Each record below should be repeated precisely as written.

Records for processing
▶
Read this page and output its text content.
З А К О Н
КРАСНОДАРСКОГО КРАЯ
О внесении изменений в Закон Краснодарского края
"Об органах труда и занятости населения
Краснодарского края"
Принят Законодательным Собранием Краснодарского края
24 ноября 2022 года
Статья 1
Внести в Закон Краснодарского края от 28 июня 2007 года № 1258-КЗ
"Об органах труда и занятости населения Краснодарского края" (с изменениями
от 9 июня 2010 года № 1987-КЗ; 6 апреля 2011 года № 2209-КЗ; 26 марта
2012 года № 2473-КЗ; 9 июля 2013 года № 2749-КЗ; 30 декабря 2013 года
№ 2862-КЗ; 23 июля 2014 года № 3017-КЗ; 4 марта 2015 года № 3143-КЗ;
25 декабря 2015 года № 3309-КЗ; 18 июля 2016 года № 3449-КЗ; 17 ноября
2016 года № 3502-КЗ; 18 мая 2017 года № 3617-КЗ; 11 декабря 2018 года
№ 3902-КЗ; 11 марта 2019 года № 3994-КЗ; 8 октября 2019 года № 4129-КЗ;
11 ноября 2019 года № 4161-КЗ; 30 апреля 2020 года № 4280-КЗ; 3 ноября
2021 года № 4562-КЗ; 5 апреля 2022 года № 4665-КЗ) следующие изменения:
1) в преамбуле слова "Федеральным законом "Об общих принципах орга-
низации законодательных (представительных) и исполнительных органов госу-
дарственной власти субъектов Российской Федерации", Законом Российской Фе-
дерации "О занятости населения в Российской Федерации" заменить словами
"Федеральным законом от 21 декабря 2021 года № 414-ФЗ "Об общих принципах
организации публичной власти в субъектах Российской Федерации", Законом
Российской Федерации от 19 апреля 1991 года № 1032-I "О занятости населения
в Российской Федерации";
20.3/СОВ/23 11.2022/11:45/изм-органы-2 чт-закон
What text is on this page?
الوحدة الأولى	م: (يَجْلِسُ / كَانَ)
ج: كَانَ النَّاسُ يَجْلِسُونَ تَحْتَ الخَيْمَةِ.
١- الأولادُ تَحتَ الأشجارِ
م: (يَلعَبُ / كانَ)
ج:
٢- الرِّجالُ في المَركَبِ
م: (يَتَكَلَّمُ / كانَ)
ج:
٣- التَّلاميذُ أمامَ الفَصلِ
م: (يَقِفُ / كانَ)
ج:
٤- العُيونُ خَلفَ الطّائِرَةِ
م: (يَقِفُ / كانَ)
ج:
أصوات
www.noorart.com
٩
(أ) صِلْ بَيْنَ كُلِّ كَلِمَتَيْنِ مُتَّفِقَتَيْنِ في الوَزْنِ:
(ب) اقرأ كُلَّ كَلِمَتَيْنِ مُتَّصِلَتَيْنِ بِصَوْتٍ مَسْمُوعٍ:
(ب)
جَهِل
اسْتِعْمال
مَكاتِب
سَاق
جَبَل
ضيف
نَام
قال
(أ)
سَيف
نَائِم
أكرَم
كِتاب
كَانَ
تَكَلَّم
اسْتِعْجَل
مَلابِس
◀
Answer to the task
Read this page and output its text content.
З А К О Н
КРАСНОДАРСКОГО КРАЯ
О внесении изменений в Закон Краснодарского края
"Об органах труда и занятости населения
Краснодарского края"
Принят Законодательным Собранием Краснодарского края
24 ноября 2022 года
Статья 1
Внести в Закон Краснодарского края от 28 июня 2007 года № 1258-КЗ
"Об органах труда и занятости населения Краснодарского края" (с изменениями
от 9 июня 2010 года № 1987-КЗ; 6 апреля 2011 года № 2209-КЗ; 26 марта
2012 года № 2473-КЗ; 9 июля 2013 года № 2749-КЗ; 30 декабря 2013 года
№ 2862-КЗ; 23 июля 2014 года № 3017-КЗ; 4 марта 2015 года № 3143-КЗ;
25 декабря 2015 года № 3309-КЗ; 18 июля 2016 года № 3449-КЗ; 17 ноября
2016 года № 3502-КЗ; 18 мая 2017 года № 3617-КЗ; 11 декабря 2018 года
№ 3902-КЗ; 11 марта 2019 года № 3994-КЗ; 8 октября 2019 года № 4129-КЗ;
11 ноября 2019 года № 4161-КЗ; 30 апреля 2020 года № 4280-КЗ; 3 ноября
2021 года № 4562-КЗ; 5 апреля 2022 года № 4665-КЗ) следующие изменения:
1) в преамбуле слова "Федеральным законом "Об общих принципах орга-
низации законодательных (представительных) и исполнительных органов госу-
дарственной власти субъектов Российской Федерации", Законом Российской Фе-
дерации "О занятости населения в Российской Федерации" заменить словами
"Федеральным законом от 21 декабря 2021 года № 414-ФЗ "Об общих принципах
организации публичной власти в субъектах Российской Федерации", Законом
Российской Федерации от 19 апреля 1991 года № 1032-I "О занятости населения
в Российской Федерации";
20.3/СОВ/23 11.2022/11:45/изм-органы-2 чт-закон
What text is on this page?
الوحدة الأولى	م: (يَجْلِسُ / كَانَ)
ج: كَانَ النَّاسُ يَجْلِسُونَ تَحْتَ الخَيْمَةِ.
١- الأولادُ تَحتَ الأشجارِ
م: (يَلعَبُ / كانَ)
ج:
٢- الرِّجالُ في المَركَبِ
م: (يَتَكَلَّمُ / كانَ)
ج:
٣- التَّلاميذُ أمامَ الفَصلِ
م: (يَقِفُ / كانَ)
ج:
٤- العُيونُ خَلفَ الطّائِرَةِ
م: (يَقِفُ / كانَ)
ج:
أصوات
www.noorart.com
٩
(أ) صِلْ بَيْنَ كُلِّ كَلِمَتَيْنِ مُتَّفِقَتَيْنِ في الوَزْنِ:
(ب) اقرأ كُلَّ كَلِمَتَيْنِ مُتَّصِلَتَيْنِ بِصَوْتٍ مَسْمُوعٍ:
(ب)
جَهِل
اسْتِعْمال
مَكاتِب
سَاق
جَبَل
ضيف
نَام
قال
(أ)
سَيف
نَائِم
أكرَم
كِتاب
كَانَ
تَكَلَّم
اسْتِعْجَل
مَلابِس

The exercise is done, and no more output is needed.